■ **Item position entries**
____
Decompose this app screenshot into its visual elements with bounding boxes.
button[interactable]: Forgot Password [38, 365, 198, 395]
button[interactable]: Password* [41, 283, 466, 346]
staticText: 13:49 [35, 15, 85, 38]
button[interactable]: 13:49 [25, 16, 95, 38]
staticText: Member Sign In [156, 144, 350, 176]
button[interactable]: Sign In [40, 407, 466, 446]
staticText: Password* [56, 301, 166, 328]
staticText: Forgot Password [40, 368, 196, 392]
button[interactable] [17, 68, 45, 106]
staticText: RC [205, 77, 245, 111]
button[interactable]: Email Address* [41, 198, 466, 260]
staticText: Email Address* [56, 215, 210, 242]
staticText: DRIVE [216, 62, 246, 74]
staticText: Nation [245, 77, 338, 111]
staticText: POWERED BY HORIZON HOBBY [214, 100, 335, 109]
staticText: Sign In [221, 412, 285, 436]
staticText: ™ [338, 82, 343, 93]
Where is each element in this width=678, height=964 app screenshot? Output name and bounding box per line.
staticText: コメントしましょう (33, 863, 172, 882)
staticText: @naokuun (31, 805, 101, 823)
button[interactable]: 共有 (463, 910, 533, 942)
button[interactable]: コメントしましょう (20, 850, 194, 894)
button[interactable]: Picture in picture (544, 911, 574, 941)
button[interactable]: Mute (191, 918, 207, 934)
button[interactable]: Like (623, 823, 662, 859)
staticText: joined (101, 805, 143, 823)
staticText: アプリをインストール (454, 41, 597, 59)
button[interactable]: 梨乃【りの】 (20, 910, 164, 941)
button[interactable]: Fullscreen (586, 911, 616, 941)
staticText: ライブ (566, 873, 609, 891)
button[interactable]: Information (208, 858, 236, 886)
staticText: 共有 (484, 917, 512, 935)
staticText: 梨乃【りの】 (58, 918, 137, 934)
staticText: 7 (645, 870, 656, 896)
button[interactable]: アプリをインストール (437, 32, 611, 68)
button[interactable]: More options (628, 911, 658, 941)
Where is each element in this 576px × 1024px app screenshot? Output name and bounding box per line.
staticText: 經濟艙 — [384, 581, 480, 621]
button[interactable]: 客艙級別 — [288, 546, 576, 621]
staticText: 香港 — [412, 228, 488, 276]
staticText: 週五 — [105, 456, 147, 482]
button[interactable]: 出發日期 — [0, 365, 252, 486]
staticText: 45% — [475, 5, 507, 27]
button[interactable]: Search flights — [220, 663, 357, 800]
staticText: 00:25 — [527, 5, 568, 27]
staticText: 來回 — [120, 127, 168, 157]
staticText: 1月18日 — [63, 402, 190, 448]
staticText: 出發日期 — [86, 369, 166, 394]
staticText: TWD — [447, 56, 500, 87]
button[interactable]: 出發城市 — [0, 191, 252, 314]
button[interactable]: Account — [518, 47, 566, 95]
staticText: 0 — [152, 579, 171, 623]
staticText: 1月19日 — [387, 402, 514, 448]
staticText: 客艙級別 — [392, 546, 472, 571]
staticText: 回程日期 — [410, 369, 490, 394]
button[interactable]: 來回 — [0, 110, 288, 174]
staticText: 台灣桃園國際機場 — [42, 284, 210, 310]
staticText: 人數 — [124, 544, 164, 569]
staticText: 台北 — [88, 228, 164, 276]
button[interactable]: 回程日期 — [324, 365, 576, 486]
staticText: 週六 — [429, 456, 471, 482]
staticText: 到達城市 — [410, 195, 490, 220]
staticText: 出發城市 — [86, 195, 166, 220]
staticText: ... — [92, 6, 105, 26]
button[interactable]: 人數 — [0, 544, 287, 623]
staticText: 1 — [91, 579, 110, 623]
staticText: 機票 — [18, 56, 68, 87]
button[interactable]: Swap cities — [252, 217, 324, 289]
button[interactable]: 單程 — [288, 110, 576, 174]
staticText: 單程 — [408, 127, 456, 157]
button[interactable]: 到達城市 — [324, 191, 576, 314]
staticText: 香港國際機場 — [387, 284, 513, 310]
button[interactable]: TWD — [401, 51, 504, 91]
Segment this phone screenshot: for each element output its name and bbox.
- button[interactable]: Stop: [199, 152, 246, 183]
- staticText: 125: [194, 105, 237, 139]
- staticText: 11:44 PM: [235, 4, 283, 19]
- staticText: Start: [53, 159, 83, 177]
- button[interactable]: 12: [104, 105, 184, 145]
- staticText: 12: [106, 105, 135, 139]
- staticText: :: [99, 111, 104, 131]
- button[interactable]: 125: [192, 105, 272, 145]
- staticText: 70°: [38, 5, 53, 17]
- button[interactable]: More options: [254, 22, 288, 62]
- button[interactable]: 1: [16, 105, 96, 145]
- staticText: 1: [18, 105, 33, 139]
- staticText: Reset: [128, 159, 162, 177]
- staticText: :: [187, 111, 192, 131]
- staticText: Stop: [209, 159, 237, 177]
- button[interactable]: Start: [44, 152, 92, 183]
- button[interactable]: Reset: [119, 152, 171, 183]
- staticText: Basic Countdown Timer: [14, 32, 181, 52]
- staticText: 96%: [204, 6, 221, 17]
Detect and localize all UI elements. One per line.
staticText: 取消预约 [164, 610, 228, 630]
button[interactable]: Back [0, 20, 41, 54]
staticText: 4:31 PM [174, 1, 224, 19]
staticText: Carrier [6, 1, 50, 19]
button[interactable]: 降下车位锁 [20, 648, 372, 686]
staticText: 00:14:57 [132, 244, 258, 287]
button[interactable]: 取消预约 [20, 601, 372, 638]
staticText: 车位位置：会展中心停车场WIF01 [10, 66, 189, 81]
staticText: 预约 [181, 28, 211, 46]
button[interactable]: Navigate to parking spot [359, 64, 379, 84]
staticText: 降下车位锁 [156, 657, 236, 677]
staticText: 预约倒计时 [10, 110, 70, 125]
____
■ **WRITTEN INSTRUCTION**
Duplicate every line above without any change.

■ **RESULT OF THE TASK**
Decompose this app screenshot into its visual elements with bounding boxes.
button[interactable]: Forgot Password [38, 365, 198, 395]
button[interactable]: Password* [41, 283, 466, 346]
staticText: 13:49 [35, 15, 85, 38]
button[interactable]: 13:49 [25, 16, 95, 38]
staticText: Member Sign In [156, 144, 350, 176]
button[interactable]: Sign In [40, 407, 466, 446]
staticText: Password* [56, 301, 166, 328]
staticText: Forgot Password [40, 368, 196, 392]
button[interactable] [17, 68, 45, 106]
staticText: RC [205, 77, 245, 111]
button[interactable]: Email Address* [41, 198, 466, 260]
staticText: Email Address* [56, 215, 210, 242]
staticText: DRIVE [216, 62, 246, 74]
staticText: Nation [245, 77, 338, 111]
staticText: POWERED BY HORIZON HOBBY [214, 100, 335, 109]
staticText: Sign In [221, 412, 285, 436]
staticText: ™ [338, 82, 343, 93]
Where is each element in this width=678, height=964 app screenshot? Output name and bounding box per line.
staticText: コメントしましょう (33, 863, 172, 882)
staticText: @naokuun (31, 805, 101, 823)
button[interactable]: 共有 (463, 910, 533, 942)
button[interactable]: コメントしましょう (20, 850, 194, 894)
button[interactable]: Picture in picture (544, 911, 574, 941)
button[interactable]: Mute (191, 918, 207, 934)
button[interactable]: Like (623, 823, 662, 859)
staticText: joined (101, 805, 143, 823)
staticText: アプリをインストール (454, 41, 597, 59)
button[interactable]: 梨乃【りの】 (20, 910, 164, 941)
button[interactable]: Fullscreen (586, 911, 616, 941)
staticText: ライブ (566, 873, 609, 891)
button[interactable]: Information (208, 858, 236, 886)
staticText: 共有 (484, 917, 512, 935)
staticText: 梨乃【りの】 (58, 918, 137, 934)
staticText: 7 (645, 870, 656, 896)
button[interactable]: アプリをインストール (437, 32, 611, 68)
button[interactable]: More options (628, 911, 658, 941)
Where is each element in this 576px × 1024px app screenshot? Output name and bounding box per line.
staticText: 經濟艙 — [384, 581, 480, 621]
button[interactable]: 客艙級別 — [288, 546, 576, 621]
staticText: 香港 — [412, 228, 488, 276]
staticText: 週五 — [105, 456, 147, 482]
button[interactable]: 出發日期 — [0, 365, 252, 486]
staticText: 45% — [475, 5, 507, 27]
button[interactable]: Search flights — [220, 663, 357, 800]
staticText: 00:25 — [527, 5, 568, 27]
staticText: 來回 — [120, 127, 168, 157]
staticText: 1月18日 — [63, 402, 190, 448]
staticText: 出發日期 — [86, 369, 166, 394]
staticText: TWD — [447, 56, 500, 87]
button[interactable]: 出發城市 — [0, 191, 252, 314]
button[interactable]: Account — [518, 47, 566, 95]
staticText: 0 — [152, 579, 171, 623]
staticText: 1月19日 — [387, 402, 514, 448]
staticText: 客艙級別 — [392, 546, 472, 571]
staticText: 回程日期 — [410, 369, 490, 394]
button[interactable]: 來回 — [0, 110, 288, 174]
staticText: 台灣桃園國際機場 — [42, 284, 210, 310]
staticText: 人數 — [124, 544, 164, 569]
staticText: 台北 — [88, 228, 164, 276]
button[interactable]: 回程日期 — [324, 365, 576, 486]
staticText: 週六 — [429, 456, 471, 482]
staticText: 到達城市 — [410, 195, 490, 220]
staticText: 出發城市 — [86, 195, 166, 220]
staticText: ... — [92, 6, 105, 26]
button[interactable]: 人數 — [0, 544, 287, 623]
staticText: 1 — [91, 579, 110, 623]
staticText: 機票 — [18, 56, 68, 87]
button[interactable]: Swap cities — [252, 217, 324, 289]
button[interactable]: 單程 — [288, 110, 576, 174]
staticText: 單程 — [408, 127, 456, 157]
button[interactable]: 到達城市 — [324, 191, 576, 314]
staticText: 香港國際機場 — [387, 284, 513, 310]
button[interactable]: TWD — [401, 51, 504, 91]
Segment this phone screenshot: for each element output its name and bbox.
- button[interactable]: Stop: [199, 152, 246, 183]
- staticText: 125: [194, 105, 237, 139]
- staticText: 11:44 PM: [235, 4, 283, 19]
- staticText: Start: [53, 159, 83, 177]
- button[interactable]: 12: [104, 105, 184, 145]
- staticText: 12: [106, 105, 135, 139]
- staticText: :: [99, 111, 104, 131]
- button[interactable]: 125: [192, 105, 272, 145]
- staticText: 70°: [38, 5, 53, 17]
- button[interactable]: More options: [254, 22, 288, 62]
- button[interactable]: 1: [16, 105, 96, 145]
- staticText: 1: [18, 105, 33, 139]
- staticText: Reset: [128, 159, 162, 177]
- staticText: :: [187, 111, 192, 131]
- staticText: Stop: [209, 159, 237, 177]
- button[interactable]: Start: [44, 152, 92, 183]
- button[interactable]: Reset: [119, 152, 171, 183]
- staticText: Basic Countdown Timer: [14, 32, 181, 52]
- staticText: 96%: [204, 6, 221, 17]
Detect and localize all UI elements. One per line.
staticText: 取消预约 [164, 610, 228, 630]
button[interactable]: Back [0, 20, 41, 54]
staticText: 4:31 PM [174, 1, 224, 19]
staticText: Carrier [6, 1, 50, 19]
button[interactable]: 降下车位锁 [20, 648, 372, 686]
staticText: 00:14:57 [132, 244, 258, 287]
button[interactable]: 取消预约 [20, 601, 372, 638]
staticText: 车位位置：会展中心停车场WIF01 [10, 66, 189, 81]
staticText: 预约 [181, 28, 211, 46]
button[interactable]: Navigate to parking spot [359, 64, 379, 84]
staticText: 降下车位锁 [156, 657, 236, 677]
staticText: 预约倒计时 [10, 110, 70, 125]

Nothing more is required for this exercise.